INSTRUCTION: In the material below, the lines containing the word "είναι" are required; copy each of them.

RECORDS TO PROCESS:
★ ★ ★

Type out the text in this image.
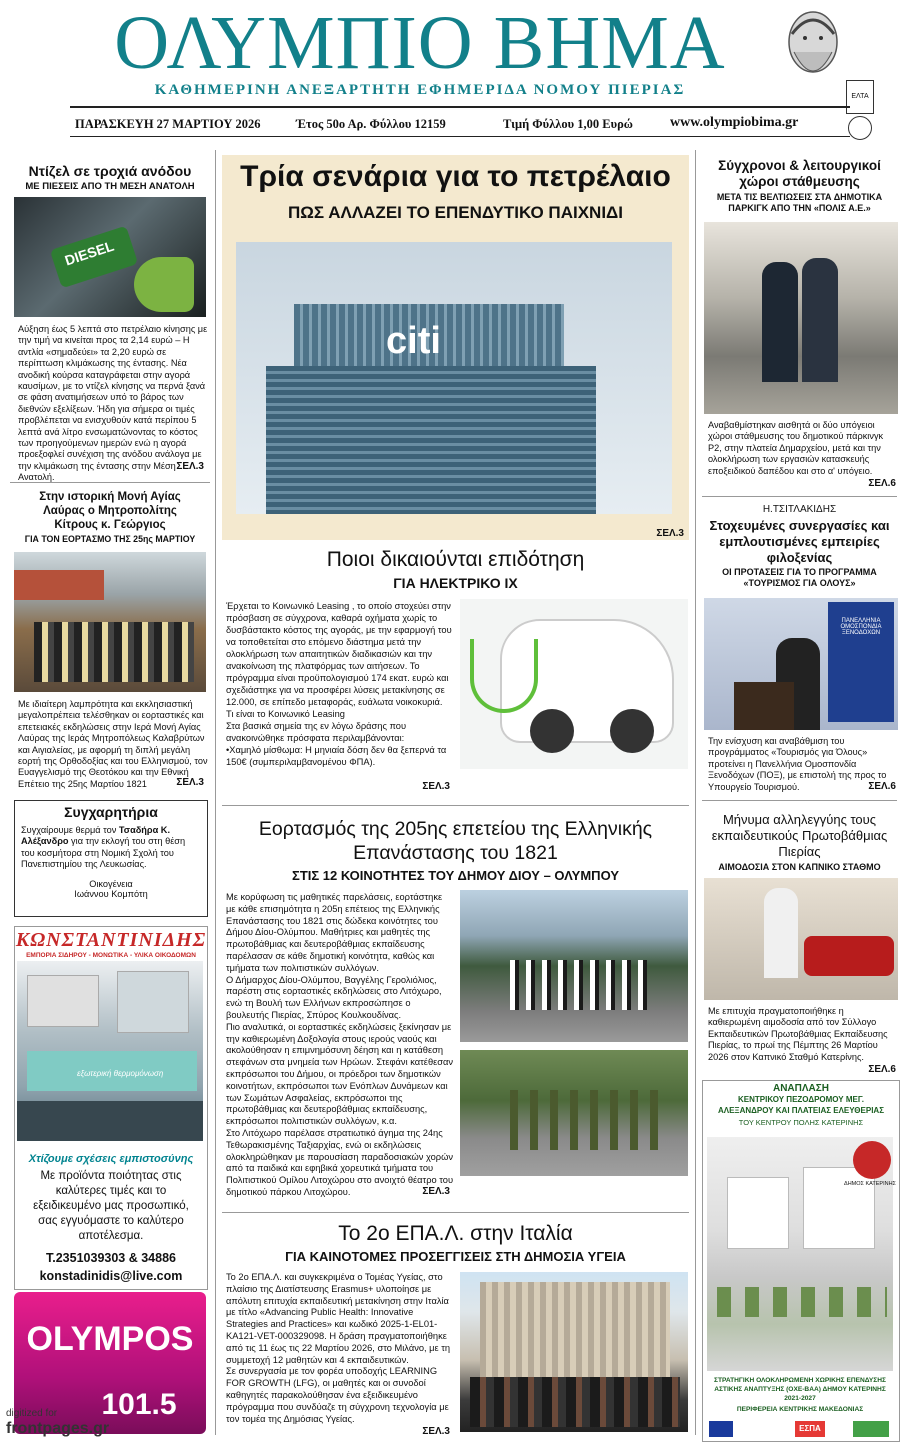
ΟΛΥΜΠΙΟ ΒΗΜΑ
ΕΛΤΑ
ΚΑΘΗΜΕΡΙΝΗ ΑΝΕΞΑΡΤΗΤΗ ΕΦΗΜΕΡΙΔΑ ΝΟΜΟΥ ΠΙΕΡΙΑΣ
ΠΑΡΑΣΚΕΥΗ 27 ΜΑΡΤΙΟΥ 2026	Έτος 50ο Αρ. Φύλλου 12159	Τιμή Φύλλου 1,00 Ευρώ	www.olympiobima.gr
Ντίζελ σε τροχιά ανόδου
ΜΕ ΠΙΕΣΕΙΣ ΑΠΟ ΤΗ ΜΕΣΗ ΑΝΑΤΟΛΗ
DIESEL
Αύξηση έως 5 λεπτά στο πετρέλαιο κίνησης με την τιμή να κινείται προς τα 2,14 ευρώ – Η αντλία «σημαδεύει» τα 2,20 ευρώ σε περίπτωση κλιμάκωσης της έντασης. Νέα ανοδική κούρσα καταγράφεται στην αγορά καυσίμων, με το ντίζελ κίνησης να περνά ξανά σε φάση ανατιμήσεων υπό το βάρος των διεθνών εξελίξεων. Ήδη για σήμερα οι τιμές προβλέπεται να ενισχυθούν κατά περίπου 5 λεπτά ανά λίτρο ενσωματώνοντας το κόστος των προηγούμενων ημερών ενώ η αγορά προεξοφλεί συνέχιση της ανόδου ανάλογα με την κλιμάκωση της έντασης στην Μέση Ανατολή.
ΣΕΛ.3
Στην ιστορική Μονή Αγίας Λαύρας ο Μητροπολίτης Κίτρους κ. Γεώργιος
ΓΙΑ ΤΟΝ ΕΟΡΤΑΣΜΟ ΤΗΣ 25ης ΜΑΡΤΙΟΥ
Με ιδιαίτερη λαμπρότητα και εκκλησιαστική μεγαλοπρέπεια τελέσθηκαν οι εορταστικές και επετειακές εκδηλώσεις στην Ιερά Μονή Αγίας Λαύρας της Ιεράς Μητροπόλεως Καλαβρύτων και Αιγιαλείας, με αφορμή τη διπλή μεγάλη εορτή της Ορθοδοξίας και του Ελληνισμού, τον Ευαγγελισμό της Θεοτόκου και την Εθνική Επέτειο της 25ης Μαρτίου 1821	ΣΕΛ.3
Συγχαρητήρια
Συγχαίρουμε θερμά τον Τσαδήρα Κ. Αλέξανδρο για την εκλογή του στη θέση του κοσμήτορα στη Νομική Σχολή του Πανεπιστημίου της Λευκωσίας.
Οικογένεια
Ιωάννου Κομπότη
ΚΩΝΣΤΑΝΤΙΝΙΔΗΣ
ΕΜΠΟΡΙΑ ΣΙΔΗΡΟΥ - ΜΟΝΩΤΙΚΑ - ΥΛΙΚΑ ΟΙΚΟΔΟΜΩΝ
εξωτερική θερμομόνωση
Χτίζουμε σχέσεις εμπιστοσύνης
Με προϊόντα ποιότητας στις καλύτερες τιμές και το εξειδικευμένο μας προσωπικό, σας εγγυόμαστε το καλύτερο αποτέλεσμα.
Τ.2351039303 & 34886
konstadinidis@live.com
OLYMPOS
101.5
digitized for
frontpages.gr
Τρία σενάρια για το πετρέλαιο
ΠΩΣ ΑΛΛΑΖΕΙ ΤΟ ΕΠΕΝΔΥΤΙΚΟ ΠΑΙΧΝΙΔΙ
citi
ΣΕΛ.3
Ποιοι δικαιούνται επιδότηση
ΓΙΑ ΗΛΕΚΤΡΙΚΟ ΙΧ
Έρχεται το Κοινωνικό Leasing , το οποίο στοχεύει στην πρόσβαση σε σύγχρονα, καθαρά οχήματα χωρίς το δυσβάστακτο κόστος της αγοράς, με την εφαρμογή του να τοποθετείται στο επόμενο διάστημα μετά την ολοκλήρωση των απαιτητικών διαδικασιών και την ανακοίνωση της πλατφόρμας των αιτήσεων. Το πρόγραμμα είναι προϋπολογισμού 174 εκατ. ευρώ και σχεδιάστηκε για να προσφέρει λύσεις μετακίνησης σε 12.000, σε επίπεδο μεταφοράς, ευάλωτα νοικοκυριά.
Τι είναι το Κοινωνικό Leasing
Στα βασικά σημεία της εν λόγω δράσης που ανακοινώθηκε πρόσφατα περιλαμβάνονται:
•Χαμηλό μίσθωμα: Η μηνιαία δόση δεν θα ξεπερνά τα 150€ (συμπεριλαμβανομένου ΦΠΑ).
ΣΕΛ.3
Εορτασμός της 205ης επετείου της Ελληνικής Επανάστασης του 1821
ΣΤΙΣ 12 ΚΟΙΝΟΤΗΤΕΣ ΤΟΥ ΔΗΜΟΥ ΔΙΟΥ – ΟΛΥΜΠΟΥ
Με κορύφωση τις μαθητικές παρελάσεις, εορτάστηκε με κάθε επισημότητα η 205η επέτειος της Ελληνικής Επανάστασης του 1821 στις δώδεκα κοινότητες του Δήμου Δίου-Ολύμπου. Μαθήτριες και μαθητές της πρωτοβάθμιας και δευτεροβάθμιας εκπαίδευσης παρέλασαν σε κάθε δημοτική κοινότητα, καθώς και τμήματα των πολιτιστικών συλλόγων.
Ο Δήμαρχος Δίου-Ολύμπου, Βαγγέλης Γερολιόλιος, παρέστη στις εορταστικές εκδηλώσεις στο Λιτόχωρο, ενώ τη Βουλή των Ελλήνων εκπροσώπησε ο βουλευτής Πιερίας, Σπύρος Κουλκουδίνας.
Πιο αναλυτικά, οι εορταστικές εκδηλώσεις ξεκίνησαν με την καθιερωμένη Δοξολογία στους ιερούς ναούς και ακολούθησαν η επιμνημόσυνη δέηση και η κατάθεση στεφάνων στα μνημεία των Ηρώων. Στεφάνι κατέθεσαν εκπρόσωποι του Δήμου, οι πρόεδροι των δημοτικών κοινοτήτων, εκπρόσωποι των Ενόπλων Δυνάμεων και των Σωμάτων Ασφαλείας, εκπρόσωποι της πρωτοβάθμιας και δευτεροβάθμιας εκπαίδευσης, εκπρόσωποι πολιτιστικών συλλόγων, κ.α.
Στο Λιτόχωρο παρέλασε στρατιωτικό άγημα της 24ης Τεθωρακισμένης Ταξιαρχίας, ενώ οι εκδηλώσεις ολοκληρώθηκαν με παρουσίαση παραδοσιακών χορών από τα παιδικά και εφηβικά χορευτικά τμήματα του Πολιτιστικού Ομίλου Λιτοχώρου στο ανοιχτό θέατρο του δημοτικού πάρκου Λιτοχώρου.	ΣΕΛ.3
Το 2ο ΕΠΑ.Λ. στην Ιταλία
ΓΙΑ ΚΑΙΝΟΤΟΜΕΣ ΠΡΟΣΕΓΓΙΣΕΙΣ ΣΤΗ ΔΗΜΟΣΙΑ ΥΓΕΙΑ
Το 2ο ΕΠΑ.Λ. και συγκεκριμένα ο Τομέας Υγείας, στο πλαίσιο της Διατίστευσης Erasmus+ υλοποίησε με απόλυτη επιτυχία εκπαιδευτική μετακίνηση στην Ιταλία με τίτλο «Advancing Public Health: Innovative Strategies and Practices» και κωδικό 2025-1-EL01-KA121-VET-000329098. Η δράση πραγματοποιήθηκε από τις 11 έως τις 22 Μαρτίου 2026, στο Μιλάνο, με τη συμμετοχή 12 μαθητών και 4 εκπαιδευτικών.
Σε συνεργασία με τον φορέα υποδοχής LEARNING FOR GROWTH (LFG), οι μαθητές και οι συνοδοί καθηγητές παρακολούθησαν ένα εξειδικευμένο πρόγραμμα που συνδύαζε τη σύγχρονη τεχνολογία με τον τομέα της Δημόσιας Υγείας.
ΣΕΛ.3
Σύγχρονοι & λειτουργικοί χώροι στάθμευσης
ΜΕΤΑ ΤΙΣ ΒΕΛΤΙΩΣΕΙΣ ΣΤΑ ΔΗΜΟΤΙΚΑ ΠΑΡΚΙΓΚ ΑΠΟ ΤΗΝ «ΠΟΛΙΣ Α.Ε.»
Αναβαθμίστηκαν αισθητά οι δύο υπόγειοι χώροι στάθμευσης του δημοτικού πάρκινγκ Ρ2, στην πλατεία Δημαρχείου, μετά και την ολοκλήρωση των εργασιών κατασκευής εποξειδικού δαπέδου και στο α' υπόγειο.
ΣΕΛ.6
Η.ΤΣΙΤΛΑΚΙΔΗΣ
Στοχευμένες συνεργασίες και εμπλουτισμένες εμπειρίες φιλοξενίας
ΟΙ ΠΡΟΤΑΣΕΙΣ ΓΙΑ ΤΟ ΠΡΟΓΡΑΜΜΑ «ΤΟΥΡΙΣΜΟΣ ΓΙΑ ΟΛΟΥΣ»
ΠΑΝΕΛΛΗΝΙΑ ΟΜΟΣΠΟΝΔΙΑ ΞΕΝΟΔΟΧΩΝ
Την ενίσχυση και αναβάθμιση του προγράμματος «Τουρισμός για Όλους» προτείνει η Πανελλήνια Ομοσπονδία Ξενοδόχων (ΠΟΞ), με επιστολή της προς το Υπουργείο Τουρισμού.	ΣΕΛ.6
Μήνυμα αλληλεγγύης τους εκπαιδευτικούς Πρωτοβάθμιας Πιερίας
ΑΙΜΟΔΟΣΙΑ ΣΤΟΝ ΚΑΠΝΙΚΟ ΣΤΑΘΜΟ
Με επιτυχία πραγματοποιήθηκε η καθιερωμένη αιμοδοσία από τον Σύλλογο Εκπαιδευτικών Πρωτοβάθμιας Εκπαίδευσης Πιερίας, το πρωί της Πέμπτης 26 Μαρτίου 2026 στον Καπνικό Σταθμό Κατερίνης.
ΣΕΛ.6
ΑΝΑΠΛΑΣΗ
ΚΕΝΤΡΙΚΟΥ ΠΕΖΟΔΡΟΜΟΥ ΜΕΓ. ΑΛΕΞΑΝΔΡΟΥ ΚΑΙ ΠΛΑΤΕΙΑΣ ΕΛΕΥΘΕΡΙΑΣ
ΤΟΥ ΚΕΝΤΡΟΥ ΠΟΛΗΣ ΚΑΤΕΡΙΝΗΣ
ΔΗΜΟΣ ΚΑΤΕΡΙΝΗΣ
ΣΤΡΑΤΗΓΙΚΗ ΟΛΟΚΛΗΡΩΜΕΝΗ ΧΩΡΙΚΗΣ ΕΠΕΝΔΥΣΗΣ ΑΣΤΙΚΗΣ ΑΝΑΠΤΥΞΗΣ (ΟΧΕ-ΒΑΑ) ΔΗΜΟΥ ΚΑΤΕΡΙΝΗΣ 2021-2027
ΠΕΡΙΦΕΡΕΙΑ ΚΕΝΤΡΙΚΗΣ ΜΑΚΕΔΟΝΙΑΣ
ΕΣΠΑ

★ ★ ★

FINISHED TASK:
Έρχεται το Κοινωνικό Leasing , το οποίο στοχεύει στην πρόσβαση σε σύγχρονα, καθαρά οχήματα χωρίς το δυσβάστακτο κόστος της αγοράς, με την εφαρμογή του να τοποθετείται στο επόμενο διάστημα μετά την ολοκλήρωση των απαιτητικών διαδικασιών και την ανακοίνωση της πλατφόρμας των αιτήσεων. Το πρόγραμμα είναι προϋπολογισμού 174 εκατ. ευρώ και σχεδιάστηκε για να προσφέρει λύσεις μετακίνησης σε 12.000, σε επίπεδο μεταφοράς, ευάλωτα νοικοκυριά.
Τι είναι το Κοινωνικό Leasing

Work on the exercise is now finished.